(begin)
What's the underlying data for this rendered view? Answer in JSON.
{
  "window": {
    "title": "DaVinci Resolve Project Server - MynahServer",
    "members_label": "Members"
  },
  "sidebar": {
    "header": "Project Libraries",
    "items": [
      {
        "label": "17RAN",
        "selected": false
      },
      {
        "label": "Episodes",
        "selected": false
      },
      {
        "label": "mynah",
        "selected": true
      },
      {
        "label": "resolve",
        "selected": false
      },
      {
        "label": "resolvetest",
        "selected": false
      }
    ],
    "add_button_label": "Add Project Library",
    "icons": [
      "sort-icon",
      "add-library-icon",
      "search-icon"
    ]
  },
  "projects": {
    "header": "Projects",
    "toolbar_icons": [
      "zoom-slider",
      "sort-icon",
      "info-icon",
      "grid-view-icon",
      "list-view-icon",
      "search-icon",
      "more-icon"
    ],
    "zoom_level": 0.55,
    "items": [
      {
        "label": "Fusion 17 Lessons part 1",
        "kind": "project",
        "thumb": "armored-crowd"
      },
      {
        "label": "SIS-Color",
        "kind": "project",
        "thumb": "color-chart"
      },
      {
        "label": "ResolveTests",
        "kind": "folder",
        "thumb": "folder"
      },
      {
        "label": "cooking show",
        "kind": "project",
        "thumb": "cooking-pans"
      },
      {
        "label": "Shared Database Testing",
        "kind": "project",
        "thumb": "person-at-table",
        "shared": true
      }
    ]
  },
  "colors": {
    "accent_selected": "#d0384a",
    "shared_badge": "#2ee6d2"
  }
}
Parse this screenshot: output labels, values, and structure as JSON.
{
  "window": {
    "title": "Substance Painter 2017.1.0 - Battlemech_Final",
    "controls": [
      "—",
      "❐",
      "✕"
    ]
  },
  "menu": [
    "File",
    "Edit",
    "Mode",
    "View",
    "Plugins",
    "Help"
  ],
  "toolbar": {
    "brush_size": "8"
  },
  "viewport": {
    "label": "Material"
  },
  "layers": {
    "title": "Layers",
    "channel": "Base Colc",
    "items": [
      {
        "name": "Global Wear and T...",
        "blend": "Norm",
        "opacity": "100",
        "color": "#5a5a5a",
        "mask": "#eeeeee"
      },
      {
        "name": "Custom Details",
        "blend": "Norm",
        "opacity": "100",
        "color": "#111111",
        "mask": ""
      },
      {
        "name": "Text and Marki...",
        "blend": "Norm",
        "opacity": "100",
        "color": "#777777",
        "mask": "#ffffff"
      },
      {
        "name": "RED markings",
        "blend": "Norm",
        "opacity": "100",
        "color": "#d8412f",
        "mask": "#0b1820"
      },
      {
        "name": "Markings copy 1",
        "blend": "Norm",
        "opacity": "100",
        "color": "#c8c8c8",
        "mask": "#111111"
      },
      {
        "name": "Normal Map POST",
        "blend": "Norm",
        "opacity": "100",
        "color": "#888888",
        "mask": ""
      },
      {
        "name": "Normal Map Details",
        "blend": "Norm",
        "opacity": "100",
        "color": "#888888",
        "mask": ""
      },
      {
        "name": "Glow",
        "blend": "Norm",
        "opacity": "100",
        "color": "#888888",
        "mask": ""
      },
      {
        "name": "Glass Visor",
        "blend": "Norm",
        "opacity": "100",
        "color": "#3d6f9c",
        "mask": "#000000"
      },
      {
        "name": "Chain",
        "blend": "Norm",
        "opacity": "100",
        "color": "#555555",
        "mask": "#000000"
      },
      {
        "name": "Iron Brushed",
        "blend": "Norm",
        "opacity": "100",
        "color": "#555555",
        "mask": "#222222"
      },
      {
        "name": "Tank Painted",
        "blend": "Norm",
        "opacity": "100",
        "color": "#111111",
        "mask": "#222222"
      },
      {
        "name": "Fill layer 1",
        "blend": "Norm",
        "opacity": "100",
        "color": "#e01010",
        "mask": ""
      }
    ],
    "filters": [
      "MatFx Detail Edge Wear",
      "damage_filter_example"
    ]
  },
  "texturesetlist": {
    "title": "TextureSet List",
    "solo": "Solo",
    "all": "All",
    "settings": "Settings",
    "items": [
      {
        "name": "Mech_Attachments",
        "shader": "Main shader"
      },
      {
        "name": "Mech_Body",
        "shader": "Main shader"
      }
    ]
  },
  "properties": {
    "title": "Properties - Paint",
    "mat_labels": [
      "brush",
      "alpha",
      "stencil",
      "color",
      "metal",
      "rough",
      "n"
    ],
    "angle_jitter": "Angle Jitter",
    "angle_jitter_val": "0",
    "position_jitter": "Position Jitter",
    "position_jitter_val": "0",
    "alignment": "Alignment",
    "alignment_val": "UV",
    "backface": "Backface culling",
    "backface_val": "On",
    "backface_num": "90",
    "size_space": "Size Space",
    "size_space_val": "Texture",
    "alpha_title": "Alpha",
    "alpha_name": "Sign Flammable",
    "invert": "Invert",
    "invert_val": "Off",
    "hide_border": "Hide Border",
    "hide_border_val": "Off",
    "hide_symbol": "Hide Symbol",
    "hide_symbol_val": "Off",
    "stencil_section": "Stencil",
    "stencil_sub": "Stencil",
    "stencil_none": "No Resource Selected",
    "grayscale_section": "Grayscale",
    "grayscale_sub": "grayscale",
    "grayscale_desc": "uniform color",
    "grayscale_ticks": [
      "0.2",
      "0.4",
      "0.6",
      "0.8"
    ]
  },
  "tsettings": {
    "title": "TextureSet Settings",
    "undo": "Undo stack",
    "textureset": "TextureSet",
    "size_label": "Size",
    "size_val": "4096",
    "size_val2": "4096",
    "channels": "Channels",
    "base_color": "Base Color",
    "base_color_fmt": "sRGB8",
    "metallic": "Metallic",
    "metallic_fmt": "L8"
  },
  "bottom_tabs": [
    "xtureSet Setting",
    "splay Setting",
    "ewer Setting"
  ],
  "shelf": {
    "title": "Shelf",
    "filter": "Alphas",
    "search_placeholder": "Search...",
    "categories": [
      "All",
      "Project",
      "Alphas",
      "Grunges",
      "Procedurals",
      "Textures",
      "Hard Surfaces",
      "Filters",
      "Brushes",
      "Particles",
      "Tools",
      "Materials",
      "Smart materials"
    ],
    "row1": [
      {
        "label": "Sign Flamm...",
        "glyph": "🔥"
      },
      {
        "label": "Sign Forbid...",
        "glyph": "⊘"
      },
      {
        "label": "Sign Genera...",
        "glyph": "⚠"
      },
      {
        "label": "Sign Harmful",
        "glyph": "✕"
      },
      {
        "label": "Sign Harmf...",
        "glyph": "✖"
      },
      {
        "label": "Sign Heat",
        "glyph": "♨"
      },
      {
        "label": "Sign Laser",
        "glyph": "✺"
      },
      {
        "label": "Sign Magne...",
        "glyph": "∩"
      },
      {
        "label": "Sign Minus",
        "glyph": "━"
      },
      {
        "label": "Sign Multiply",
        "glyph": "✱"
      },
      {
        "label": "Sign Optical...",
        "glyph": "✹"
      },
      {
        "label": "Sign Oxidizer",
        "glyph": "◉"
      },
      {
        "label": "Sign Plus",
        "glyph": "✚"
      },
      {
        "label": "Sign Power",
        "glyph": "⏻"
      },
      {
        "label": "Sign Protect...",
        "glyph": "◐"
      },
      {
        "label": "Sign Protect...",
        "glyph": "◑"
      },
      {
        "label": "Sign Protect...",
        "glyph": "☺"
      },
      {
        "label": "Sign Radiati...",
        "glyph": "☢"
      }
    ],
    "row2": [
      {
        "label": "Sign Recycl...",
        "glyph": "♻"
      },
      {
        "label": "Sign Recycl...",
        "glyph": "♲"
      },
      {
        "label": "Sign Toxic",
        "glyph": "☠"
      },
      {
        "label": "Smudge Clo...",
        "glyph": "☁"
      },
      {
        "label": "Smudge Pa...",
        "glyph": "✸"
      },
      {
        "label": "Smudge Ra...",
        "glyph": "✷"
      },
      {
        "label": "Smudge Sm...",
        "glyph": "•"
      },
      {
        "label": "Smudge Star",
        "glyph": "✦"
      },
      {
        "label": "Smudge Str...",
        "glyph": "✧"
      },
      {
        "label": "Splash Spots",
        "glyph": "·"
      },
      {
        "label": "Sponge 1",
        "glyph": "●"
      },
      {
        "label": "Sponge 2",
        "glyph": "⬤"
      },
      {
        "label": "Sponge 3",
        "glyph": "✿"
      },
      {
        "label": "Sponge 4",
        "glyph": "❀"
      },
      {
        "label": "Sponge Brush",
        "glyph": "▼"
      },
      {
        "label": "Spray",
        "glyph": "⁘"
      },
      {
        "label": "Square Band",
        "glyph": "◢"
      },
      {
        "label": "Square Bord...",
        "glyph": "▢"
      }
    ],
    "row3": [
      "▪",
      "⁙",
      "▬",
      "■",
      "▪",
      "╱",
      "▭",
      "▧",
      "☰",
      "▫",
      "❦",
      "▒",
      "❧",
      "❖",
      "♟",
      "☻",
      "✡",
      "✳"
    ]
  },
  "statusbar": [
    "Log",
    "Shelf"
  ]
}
(end)
**WHAT YOU NEED TO DO:**
Pull out each line of the listing that holds the string "this".

**THE ANSWER:**
What's the underlying data for this rendered view? Answer in JSON.
Parse this screenshot: output labels, values, and structure as JSON.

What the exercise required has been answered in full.